+++ Input

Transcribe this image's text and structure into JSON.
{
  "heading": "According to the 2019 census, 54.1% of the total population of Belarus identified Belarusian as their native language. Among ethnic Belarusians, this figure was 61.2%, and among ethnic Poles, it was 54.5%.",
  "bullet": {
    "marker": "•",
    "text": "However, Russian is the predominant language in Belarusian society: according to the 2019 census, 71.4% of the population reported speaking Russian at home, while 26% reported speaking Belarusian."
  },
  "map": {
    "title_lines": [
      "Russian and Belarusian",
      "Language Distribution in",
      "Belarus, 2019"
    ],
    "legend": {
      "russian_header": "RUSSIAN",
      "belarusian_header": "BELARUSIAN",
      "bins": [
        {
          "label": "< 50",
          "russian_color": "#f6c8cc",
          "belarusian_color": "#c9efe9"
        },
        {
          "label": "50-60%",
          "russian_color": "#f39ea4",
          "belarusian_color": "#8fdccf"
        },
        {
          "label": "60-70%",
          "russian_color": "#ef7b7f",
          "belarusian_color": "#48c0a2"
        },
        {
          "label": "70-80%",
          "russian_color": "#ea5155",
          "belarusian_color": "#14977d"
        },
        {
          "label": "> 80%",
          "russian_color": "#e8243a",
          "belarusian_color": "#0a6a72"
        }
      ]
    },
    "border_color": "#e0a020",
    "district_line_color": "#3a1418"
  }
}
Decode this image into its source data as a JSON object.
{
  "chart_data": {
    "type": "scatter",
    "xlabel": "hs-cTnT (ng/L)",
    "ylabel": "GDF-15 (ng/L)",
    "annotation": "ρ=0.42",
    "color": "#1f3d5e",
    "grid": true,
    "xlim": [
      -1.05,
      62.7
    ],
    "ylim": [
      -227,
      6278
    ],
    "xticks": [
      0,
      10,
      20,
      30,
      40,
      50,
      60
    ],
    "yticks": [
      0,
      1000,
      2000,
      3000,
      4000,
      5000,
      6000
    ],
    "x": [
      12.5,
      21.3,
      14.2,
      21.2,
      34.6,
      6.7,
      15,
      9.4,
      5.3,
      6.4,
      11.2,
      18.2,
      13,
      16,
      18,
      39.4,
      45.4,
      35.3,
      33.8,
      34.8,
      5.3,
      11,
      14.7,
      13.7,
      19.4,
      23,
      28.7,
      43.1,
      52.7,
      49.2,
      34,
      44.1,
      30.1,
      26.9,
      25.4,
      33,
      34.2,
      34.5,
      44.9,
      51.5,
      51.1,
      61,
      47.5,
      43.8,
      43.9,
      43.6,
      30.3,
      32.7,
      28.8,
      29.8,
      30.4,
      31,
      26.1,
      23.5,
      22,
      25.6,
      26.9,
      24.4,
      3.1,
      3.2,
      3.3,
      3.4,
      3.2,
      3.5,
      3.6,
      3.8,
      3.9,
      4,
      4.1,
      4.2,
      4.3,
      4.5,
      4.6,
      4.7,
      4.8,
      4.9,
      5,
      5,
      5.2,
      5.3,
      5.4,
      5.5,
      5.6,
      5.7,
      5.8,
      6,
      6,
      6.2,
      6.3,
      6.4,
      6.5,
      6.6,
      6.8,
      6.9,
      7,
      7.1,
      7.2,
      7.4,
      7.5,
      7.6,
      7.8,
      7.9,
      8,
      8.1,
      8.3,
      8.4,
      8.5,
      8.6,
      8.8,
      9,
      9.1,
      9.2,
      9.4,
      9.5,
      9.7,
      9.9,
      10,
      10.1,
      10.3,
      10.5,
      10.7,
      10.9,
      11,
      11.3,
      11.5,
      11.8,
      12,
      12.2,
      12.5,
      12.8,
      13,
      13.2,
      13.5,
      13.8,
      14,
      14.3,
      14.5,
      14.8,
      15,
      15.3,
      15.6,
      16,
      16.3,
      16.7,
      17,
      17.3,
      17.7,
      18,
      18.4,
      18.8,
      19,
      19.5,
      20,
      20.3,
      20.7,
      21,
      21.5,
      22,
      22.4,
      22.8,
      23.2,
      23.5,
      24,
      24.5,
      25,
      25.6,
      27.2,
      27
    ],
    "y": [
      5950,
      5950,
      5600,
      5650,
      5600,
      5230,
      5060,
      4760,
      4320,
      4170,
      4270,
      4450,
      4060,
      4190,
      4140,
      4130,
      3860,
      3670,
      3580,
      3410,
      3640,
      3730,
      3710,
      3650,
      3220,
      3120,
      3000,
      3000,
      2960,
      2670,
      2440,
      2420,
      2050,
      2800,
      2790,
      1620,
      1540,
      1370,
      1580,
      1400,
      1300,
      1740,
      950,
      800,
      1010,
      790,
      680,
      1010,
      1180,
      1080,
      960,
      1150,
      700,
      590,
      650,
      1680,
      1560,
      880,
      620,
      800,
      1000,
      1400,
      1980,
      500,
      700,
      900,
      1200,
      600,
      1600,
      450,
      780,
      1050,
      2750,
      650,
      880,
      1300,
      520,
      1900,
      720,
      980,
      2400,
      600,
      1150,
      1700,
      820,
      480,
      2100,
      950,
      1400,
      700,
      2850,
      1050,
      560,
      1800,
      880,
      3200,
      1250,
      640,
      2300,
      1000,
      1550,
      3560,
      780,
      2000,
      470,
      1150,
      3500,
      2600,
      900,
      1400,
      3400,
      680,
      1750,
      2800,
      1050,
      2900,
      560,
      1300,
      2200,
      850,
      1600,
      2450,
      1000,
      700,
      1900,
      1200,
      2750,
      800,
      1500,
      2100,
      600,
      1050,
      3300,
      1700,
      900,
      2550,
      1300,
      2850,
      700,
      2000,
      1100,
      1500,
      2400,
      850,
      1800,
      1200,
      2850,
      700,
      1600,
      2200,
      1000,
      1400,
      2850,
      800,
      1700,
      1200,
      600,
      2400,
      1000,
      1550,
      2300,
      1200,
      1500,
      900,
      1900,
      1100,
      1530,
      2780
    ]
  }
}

++++++

Every entry must be output again, exactly as written above.

Transcribe this image's text and structure into JSON.
{
  "heading": "According to the 2019 census, 54.1% of the total population of Belarus identified Belarusian as their native language. Among ethnic Belarusians, this figure was 61.2%, and among ethnic Poles, it was 54.5%.",
  "bullet": {
    "marker": "•",
    "text": "However, Russian is the predominant language in Belarusian society: according to the 2019 census, 71.4% of the population reported speaking Russian at home, while 26% reported speaking Belarusian."
  },
  "map": {
    "title_lines": [
      "Russian and Belarusian",
      "Language Distribution in",
      "Belarus, 2019"
    ],
    "legend": {
      "russian_header": "RUSSIAN",
      "belarusian_header": "BELARUSIAN",
      "bins": [
        {
          "label": "< 50",
          "russian_color": "#f6c8cc",
          "belarusian_color": "#c9efe9"
        },
        {
          "label": "50-60%",
          "russian_color": "#f39ea4",
          "belarusian_color": "#8fdccf"
        },
        {
          "label": "60-70%",
          "russian_color": "#ef7b7f",
          "belarusian_color": "#48c0a2"
        },
        {
          "label": "70-80%",
          "russian_color": "#ea5155",
          "belarusian_color": "#14977d"
        },
        {
          "label": "> 80%",
          "russian_color": "#e8243a",
          "belarusian_color": "#0a6a72"
        }
      ]
    },
    "border_color": "#e0a020",
    "district_line_color": "#3a1418"
  }
}
Decode this image into its source data as a JSON object.
{
  "chart_data": {
    "type": "scatter",
    "xlabel": "hs-cTnT (ng/L)",
    "ylabel": "GDF-15 (ng/L)",
    "annotation": "ρ=0.42",
    "color": "#1f3d5e",
    "grid": true,
    "xlim": [
      -1.05,
      62.7
    ],
    "ylim": [
      -227,
      6278
    ],
    "xticks": [
      0,
      10,
      20,
      30,
      40,
      50,
      60
    ],
    "yticks": [
      0,
      1000,
      2000,
      3000,
      4000,
      5000,
      6000
    ],
    "x": [
      12.5,
      21.3,
      14.2,
      21.2,
      34.6,
      6.7,
      15,
      9.4,
      5.3,
      6.4,
      11.2,
      18.2,
      13,
      16,
      18,
      39.4,
      45.4,
      35.3,
      33.8,
      34.8,
      5.3,
      11,
      14.7,
      13.7,
      19.4,
      23,
      28.7,
      43.1,
      52.7,
      49.2,
      34,
      44.1,
      30.1,
      26.9,
      25.4,
      33,
      34.2,
      34.5,
      44.9,
      51.5,
      51.1,
      61,
      47.5,
      43.8,
      43.9,
      43.6,
      30.3,
      32.7,
      28.8,
      29.8,
      30.4,
      31,
      26.1,
      23.5,
      22,
      25.6,
      26.9,
      24.4,
      3.1,
      3.2,
      3.3,
      3.4,
      3.2,
      3.5,
      3.6,
      3.8,
      3.9,
      4,
      4.1,
      4.2,
      4.3,
      4.5,
      4.6,
      4.7,
      4.8,
      4.9,
      5,
      5,
      5.2,
      5.3,
      5.4,
      5.5,
      5.6,
      5.7,
      5.8,
      6,
      6,
      6.2,
      6.3,
      6.4,
      6.5,
      6.6,
      6.8,
      6.9,
      7,
      7.1,
      7.2,
      7.4,
      7.5,
      7.6,
      7.8,
      7.9,
      8,
      8.1,
      8.3,
      8.4,
      8.5,
      8.6,
      8.8,
      9,
      9.1,
      9.2,
      9.4,
      9.5,
      9.7,
      9.9,
      10,
      10.1,
      10.3,
      10.5,
      10.7,
      10.9,
      11,
      11.3,
      11.5,
      11.8,
      12,
      12.2,
      12.5,
      12.8,
      13,
      13.2,
      13.5,
      13.8,
      14,
      14.3,
      14.5,
      14.8,
      15,
      15.3,
      15.6,
      16,
      16.3,
      16.7,
      17,
      17.3,
      17.7,
      18,
      18.4,
      18.8,
      19,
      19.5,
      20,
      20.3,
      20.7,
      21,
      21.5,
      22,
      22.4,
      22.8,
      23.2,
      23.5,
      24,
      24.5,
      25,
      25.6,
      27.2,
      27
    ],
    "y": [
      5950,
      5950,
      5600,
      5650,
      5600,
      5230,
      5060,
      4760,
      4320,
      4170,
      4270,
      4450,
      4060,
      4190,
      4140,
      4130,
      3860,
      3670,
      3580,
      3410,
      3640,
      3730,
      3710,
      3650,
      3220,
      3120,
      3000,
      3000,
      2960,
      2670,
      2440,
      2420,
      2050,
      2800,
      2790,
      1620,
      1540,
      1370,
      1580,
      1400,
      1300,
      1740,
      950,
      800,
      1010,
      790,
      680,
      1010,
      1180,
      1080,
      960,
      1150,
      700,
      590,
      650,
      1680,
      1560,
      880,
      620,
      800,
      1000,
      1400,
      1980,
      500,
      700,
      900,
      1200,
      600,
      1600,
      450,
      780,
      1050,
      2750,
      650,
      880,
      1300,
      520,
      1900,
      720,
      980,
      2400,
      600,
      1150,
      1700,
      820,
      480,
      2100,
      950,
      1400,
      700,
      2850,
      1050,
      560,
      1800,
      880,
      3200,
      1250,
      640,
      2300,
      1000,
      1550,
      3560,
      780,
      2000,
      470,
      1150,
      3500,
      2600,
      900,
      1400,
      3400,
      680,
      1750,
      2800,
      1050,
      2900,
      560,
      1300,
      2200,
      850,
      1600,
      2450,
      1000,
      700,
      1900,
      1200,
      2750,
      800,
      1500,
      2100,
      600,
      1050,
      3300,
      1700,
      900,
      2550,
      1300,
      2850,
      700,
      2000,
      1100,
      1500,
      2400,
      850,
      1800,
      1200,
      2850,
      700,
      1600,
      2200,
      1000,
      1400,
      2850,
      800,
      1700,
      1200,
      600,
      2400,
      1000,
      1550,
      2300,
      1200,
      1500,
      900,
      1900,
      1100,
      1530,
      2780
    ]
  }
}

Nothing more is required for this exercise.